----- Extracted material -----

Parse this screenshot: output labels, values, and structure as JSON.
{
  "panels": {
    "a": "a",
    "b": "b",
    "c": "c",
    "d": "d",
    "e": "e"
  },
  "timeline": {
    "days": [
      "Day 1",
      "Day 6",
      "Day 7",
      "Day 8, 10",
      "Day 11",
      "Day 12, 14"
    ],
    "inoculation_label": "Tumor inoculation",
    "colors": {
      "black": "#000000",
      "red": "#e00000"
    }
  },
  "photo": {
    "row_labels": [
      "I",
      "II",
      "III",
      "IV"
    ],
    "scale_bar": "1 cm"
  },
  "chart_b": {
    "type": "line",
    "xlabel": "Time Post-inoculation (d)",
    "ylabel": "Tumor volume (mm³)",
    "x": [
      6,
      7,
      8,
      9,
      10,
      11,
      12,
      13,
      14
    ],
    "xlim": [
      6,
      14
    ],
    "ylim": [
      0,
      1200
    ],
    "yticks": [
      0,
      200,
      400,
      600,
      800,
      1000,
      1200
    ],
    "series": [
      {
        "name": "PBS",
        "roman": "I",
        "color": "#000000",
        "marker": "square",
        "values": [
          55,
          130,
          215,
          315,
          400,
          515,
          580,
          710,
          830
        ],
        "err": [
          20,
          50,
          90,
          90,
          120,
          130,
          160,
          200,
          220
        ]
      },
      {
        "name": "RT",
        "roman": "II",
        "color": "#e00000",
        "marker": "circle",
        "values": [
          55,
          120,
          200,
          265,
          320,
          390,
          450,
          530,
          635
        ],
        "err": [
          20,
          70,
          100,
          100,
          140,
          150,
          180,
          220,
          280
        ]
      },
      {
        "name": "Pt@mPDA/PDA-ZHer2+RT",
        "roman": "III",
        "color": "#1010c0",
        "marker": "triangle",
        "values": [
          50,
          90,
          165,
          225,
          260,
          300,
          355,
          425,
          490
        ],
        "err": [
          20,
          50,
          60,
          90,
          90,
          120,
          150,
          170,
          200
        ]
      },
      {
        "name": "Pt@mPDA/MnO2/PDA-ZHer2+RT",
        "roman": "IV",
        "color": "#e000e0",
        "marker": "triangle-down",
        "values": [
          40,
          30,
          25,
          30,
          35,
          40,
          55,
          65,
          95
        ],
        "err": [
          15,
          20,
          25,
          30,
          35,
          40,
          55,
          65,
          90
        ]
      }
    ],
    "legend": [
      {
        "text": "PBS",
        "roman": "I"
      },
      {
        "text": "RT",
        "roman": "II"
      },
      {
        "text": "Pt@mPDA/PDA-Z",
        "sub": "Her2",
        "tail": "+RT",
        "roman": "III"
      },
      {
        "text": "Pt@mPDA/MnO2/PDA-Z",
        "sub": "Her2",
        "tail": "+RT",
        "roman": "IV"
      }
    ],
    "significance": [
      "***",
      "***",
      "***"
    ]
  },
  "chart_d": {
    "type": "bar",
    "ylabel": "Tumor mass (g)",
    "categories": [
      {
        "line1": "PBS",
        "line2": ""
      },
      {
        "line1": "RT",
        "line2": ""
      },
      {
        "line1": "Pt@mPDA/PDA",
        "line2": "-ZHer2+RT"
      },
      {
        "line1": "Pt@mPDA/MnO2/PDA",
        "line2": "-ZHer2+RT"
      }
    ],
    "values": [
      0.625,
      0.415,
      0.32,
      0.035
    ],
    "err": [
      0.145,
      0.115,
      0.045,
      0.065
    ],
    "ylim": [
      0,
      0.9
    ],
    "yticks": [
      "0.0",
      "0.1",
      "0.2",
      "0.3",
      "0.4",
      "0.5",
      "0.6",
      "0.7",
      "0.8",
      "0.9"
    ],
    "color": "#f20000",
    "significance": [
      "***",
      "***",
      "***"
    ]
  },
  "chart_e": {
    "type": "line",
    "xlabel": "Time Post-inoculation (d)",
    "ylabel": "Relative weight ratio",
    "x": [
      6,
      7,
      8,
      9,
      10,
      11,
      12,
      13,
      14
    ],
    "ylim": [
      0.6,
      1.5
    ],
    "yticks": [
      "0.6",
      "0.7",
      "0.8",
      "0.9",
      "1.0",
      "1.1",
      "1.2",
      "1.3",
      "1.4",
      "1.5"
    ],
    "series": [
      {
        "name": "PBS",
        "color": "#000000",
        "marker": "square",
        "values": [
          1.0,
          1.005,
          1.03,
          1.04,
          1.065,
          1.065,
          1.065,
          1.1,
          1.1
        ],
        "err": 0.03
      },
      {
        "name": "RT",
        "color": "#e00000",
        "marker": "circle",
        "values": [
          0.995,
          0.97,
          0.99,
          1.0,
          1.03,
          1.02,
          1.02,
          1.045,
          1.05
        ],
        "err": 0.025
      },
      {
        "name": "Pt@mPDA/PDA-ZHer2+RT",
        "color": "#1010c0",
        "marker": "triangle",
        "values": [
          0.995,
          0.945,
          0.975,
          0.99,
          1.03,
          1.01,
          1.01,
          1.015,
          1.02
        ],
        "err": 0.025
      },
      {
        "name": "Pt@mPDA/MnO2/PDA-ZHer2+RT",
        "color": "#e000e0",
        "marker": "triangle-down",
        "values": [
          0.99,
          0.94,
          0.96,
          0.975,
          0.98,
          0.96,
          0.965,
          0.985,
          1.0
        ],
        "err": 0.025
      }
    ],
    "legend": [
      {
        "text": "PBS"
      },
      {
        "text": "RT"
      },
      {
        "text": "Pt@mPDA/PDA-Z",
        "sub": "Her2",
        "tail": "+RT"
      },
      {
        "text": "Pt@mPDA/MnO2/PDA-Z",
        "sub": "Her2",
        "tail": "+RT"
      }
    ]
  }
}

-----

Task objective - The records need to be reproduced in their entirety, word for word.

Task result -
Parse this screenshot: output labels, values, and structure as JSON.
{
  "panels": {
    "a": "a",
    "b": "b",
    "c": "c",
    "d": "d",
    "e": "e"
  },
  "timeline": {
    "days": [
      "Day 1",
      "Day 6",
      "Day 7",
      "Day 8, 10",
      "Day 11",
      "Day 12, 14"
    ],
    "inoculation_label": "Tumor inoculation",
    "colors": {
      "black": "#000000",
      "red": "#e00000"
    }
  },
  "photo": {
    "row_labels": [
      "I",
      "II",
      "III",
      "IV"
    ],
    "scale_bar": "1 cm"
  },
  "chart_b": {
    "type": "line",
    "xlabel": "Time Post-inoculation (d)",
    "ylabel": "Tumor volume (mm³)",
    "x": [
      6,
      7,
      8,
      9,
      10,
      11,
      12,
      13,
      14
    ],
    "xlim": [
      6,
      14
    ],
    "ylim": [
      0,
      1200
    ],
    "yticks": [
      0,
      200,
      400,
      600,
      800,
      1000,
      1200
    ],
    "series": [
      {
        "name": "PBS",
        "roman": "I",
        "color": "#000000",
        "marker": "square",
        "values": [
          55,
          130,
          215,
          315,
          400,
          515,
          580,
          710,
          830
        ],
        "err": [
          20,
          50,
          90,
          90,
          120,
          130,
          160,
          200,
          220
        ]
      },
      {
        "name": "RT",
        "roman": "II",
        "color": "#e00000",
        "marker": "circle",
        "values": [
          55,
          120,
          200,
          265,
          320,
          390,
          450,
          530,
          635
        ],
        "err": [
          20,
          70,
          100,
          100,
          140,
          150,
          180,
          220,
          280
        ]
      },
      {
        "name": "Pt@mPDA/PDA-ZHer2+RT",
        "roman": "III",
        "color": "#1010c0",
        "marker": "triangle",
        "values": [
          50,
          90,
          165,
          225,
          260,
          300,
          355,
          425,
          490
        ],
        "err": [
          20,
          50,
          60,
          90,
          90,
          120,
          150,
          170,
          200
        ]
      },
      {
        "name": "Pt@mPDA/MnO2/PDA-ZHer2+RT",
        "roman": "IV",
        "color": "#e000e0",
        "marker": "triangle-down",
        "values": [
          40,
          30,
          25,
          30,
          35,
          40,
          55,
          65,
          95
        ],
        "err": [
          15,
          20,
          25,
          30,
          35,
          40,
          55,
          65,
          90
        ]
      }
    ],
    "legend": [
      {
        "text": "PBS",
        "roman": "I"
      },
      {
        "text": "RT",
        "roman": "II"
      },
      {
        "text": "Pt@mPDA/PDA-Z",
        "sub": "Her2",
        "tail": "+RT",
        "roman": "III"
      },
      {
        "text": "Pt@mPDA/MnO2/PDA-Z",
        "sub": "Her2",
        "tail": "+RT",
        "roman": "IV"
      }
    ],
    "significance": [
      "***",
      "***",
      "***"
    ]
  },
  "chart_d": {
    "type": "bar",
    "ylabel": "Tumor mass (g)",
    "categories": [
      {
        "line1": "PBS",
        "line2": ""
      },
      {
        "line1": "RT",
        "line2": ""
      },
      {
        "line1": "Pt@mPDA/PDA",
        "line2": "-ZHer2+RT"
      },
      {
        "line1": "Pt@mPDA/MnO2/PDA",
        "line2": "-ZHer2+RT"
      }
    ],
    "values": [
      0.625,
      0.415,
      0.32,
      0.035
    ],
    "err": [
      0.145,
      0.115,
      0.045,
      0.065
    ],
    "ylim": [
      0,
      0.9
    ],
    "yticks": [
      "0.0",
      "0.1",
      "0.2",
      "0.3",
      "0.4",
      "0.5",
      "0.6",
      "0.7",
      "0.8",
      "0.9"
    ],
    "color": "#f20000",
    "significance": [
      "***",
      "***",
      "***"
    ]
  },
  "chart_e": {
    "type": "line",
    "xlabel": "Time Post-inoculation (d)",
    "ylabel": "Relative weight ratio",
    "x": [
      6,
      7,
      8,
      9,
      10,
      11,
      12,
      13,
      14
    ],
    "ylim": [
      0.6,
      1.5
    ],
    "yticks": [
      "0.6",
      "0.7",
      "0.8",
      "0.9",
      "1.0",
      "1.1",
      "1.2",
      "1.3",
      "1.4",
      "1.5"
    ],
    "series": [
      {
        "name": "PBS",
        "color": "#000000",
        "marker": "square",
        "values": [
          1.0,
          1.005,
          1.03,
          1.04,
          1.065,
          1.065,
          1.065,
          1.1,
          1.1
        ],
        "err": 0.03
      },
      {
        "name": "RT",
        "color": "#e00000",
        "marker": "circle",
        "values": [
          0.995,
          0.97,
          0.99,
          1.0,
          1.03,
          1.02,
          1.02,
          1.045,
          1.05
        ],
        "err": 0.025
      },
      {
        "name": "Pt@mPDA/PDA-ZHer2+RT",
        "color": "#1010c0",
        "marker": "triangle",
        "values": [
          0.995,
          0.945,
          0.975,
          0.99,
          1.03,
          1.01,
          1.01,
          1.015,
          1.02
        ],
        "err": 0.025
      },
      {
        "name": "Pt@mPDA/MnO2/PDA-ZHer2+RT",
        "color": "#e000e0",
        "marker": "triangle-down",
        "values": [
          0.99,
          0.94,
          0.96,
          0.975,
          0.98,
          0.96,
          0.965,
          0.985,
          1.0
        ],
        "err": 0.025
      }
    ],
    "legend": [
      {
        "text": "PBS"
      },
      {
        "text": "RT"
      },
      {
        "text": "Pt@mPDA/PDA-Z",
        "sub": "Her2",
        "tail": "+RT"
      },
      {
        "text": "Pt@mPDA/MnO2/PDA-Z",
        "sub": "Her2",
        "tail": "+RT"
      }
    ]
  }
}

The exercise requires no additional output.